* **Data listing**
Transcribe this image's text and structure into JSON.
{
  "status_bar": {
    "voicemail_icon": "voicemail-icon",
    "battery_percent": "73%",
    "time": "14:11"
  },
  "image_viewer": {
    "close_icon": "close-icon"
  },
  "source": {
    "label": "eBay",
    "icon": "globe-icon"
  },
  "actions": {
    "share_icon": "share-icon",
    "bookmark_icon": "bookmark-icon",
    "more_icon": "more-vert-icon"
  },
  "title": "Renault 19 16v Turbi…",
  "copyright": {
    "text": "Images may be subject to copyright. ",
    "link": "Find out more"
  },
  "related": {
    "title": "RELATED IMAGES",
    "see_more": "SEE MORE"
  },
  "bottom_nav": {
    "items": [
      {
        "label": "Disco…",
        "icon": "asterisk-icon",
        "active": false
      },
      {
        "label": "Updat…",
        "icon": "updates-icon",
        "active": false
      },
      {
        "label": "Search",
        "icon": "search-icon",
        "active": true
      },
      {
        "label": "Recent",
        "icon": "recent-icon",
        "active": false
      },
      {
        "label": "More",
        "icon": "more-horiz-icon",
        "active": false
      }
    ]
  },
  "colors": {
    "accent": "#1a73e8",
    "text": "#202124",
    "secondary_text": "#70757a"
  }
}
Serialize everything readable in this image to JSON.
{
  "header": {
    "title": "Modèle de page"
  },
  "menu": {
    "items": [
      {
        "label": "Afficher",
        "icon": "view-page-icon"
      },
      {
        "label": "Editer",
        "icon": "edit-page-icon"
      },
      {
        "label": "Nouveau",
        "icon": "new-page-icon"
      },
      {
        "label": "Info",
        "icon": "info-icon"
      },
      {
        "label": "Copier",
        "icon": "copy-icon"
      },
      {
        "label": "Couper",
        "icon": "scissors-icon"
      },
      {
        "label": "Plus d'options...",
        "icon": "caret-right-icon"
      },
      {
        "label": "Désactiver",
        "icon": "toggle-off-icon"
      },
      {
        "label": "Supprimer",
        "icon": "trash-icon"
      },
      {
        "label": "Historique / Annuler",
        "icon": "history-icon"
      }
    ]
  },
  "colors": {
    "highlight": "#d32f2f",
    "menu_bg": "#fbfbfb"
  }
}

* **Written exercise**
Write out the entries in full, exactly as given.

* **The reply**
Transcribe this image's text and structure into JSON.
{
  "status_bar": {
    "voicemail_icon": "voicemail-icon",
    "battery_percent": "73%",
    "time": "14:11"
  },
  "image_viewer": {
    "close_icon": "close-icon"
  },
  "source": {
    "label": "eBay",
    "icon": "globe-icon"
  },
  "actions": {
    "share_icon": "share-icon",
    "bookmark_icon": "bookmark-icon",
    "more_icon": "more-vert-icon"
  },
  "title": "Renault 19 16v Turbi…",
  "copyright": {
    "text": "Images may be subject to copyright. ",
    "link": "Find out more"
  },
  "related": {
    "title": "RELATED IMAGES",
    "see_more": "SEE MORE"
  },
  "bottom_nav": {
    "items": [
      {
        "label": "Disco…",
        "icon": "asterisk-icon",
        "active": false
      },
      {
        "label": "Updat…",
        "icon": "updates-icon",
        "active": false
      },
      {
        "label": "Search",
        "icon": "search-icon",
        "active": true
      },
      {
        "label": "Recent",
        "icon": "recent-icon",
        "active": false
      },
      {
        "label": "More",
        "icon": "more-horiz-icon",
        "active": false
      }
    ]
  },
  "colors": {
    "accent": "#1a73e8",
    "text": "#202124",
    "secondary_text": "#70757a"
  }
}
Serialize everything readable in this image to JSON.
{
  "header": {
    "title": "Modèle de page"
  },
  "menu": {
    "items": [
      {
        "label": "Afficher",
        "icon": "view-page-icon"
      },
      {
        "label": "Editer",
        "icon": "edit-page-icon"
      },
      {
        "label": "Nouveau",
        "icon": "new-page-icon"
      },
      {
        "label": "Info",
        "icon": "info-icon"
      },
      {
        "label": "Copier",
        "icon": "copy-icon"
      },
      {
        "label": "Couper",
        "icon": "scissors-icon"
      },
      {
        "label": "Plus d'options...",
        "icon": "caret-right-icon"
      },
      {
        "label": "Désactiver",
        "icon": "toggle-off-icon"
      },
      {
        "label": "Supprimer",
        "icon": "trash-icon"
      },
      {
        "label": "Historique / Annuler",
        "icon": "history-icon"
      }
    ]
  },
  "colors": {
    "highlight": "#d32f2f",
    "menu_bg": "#fbfbfb"
  }
}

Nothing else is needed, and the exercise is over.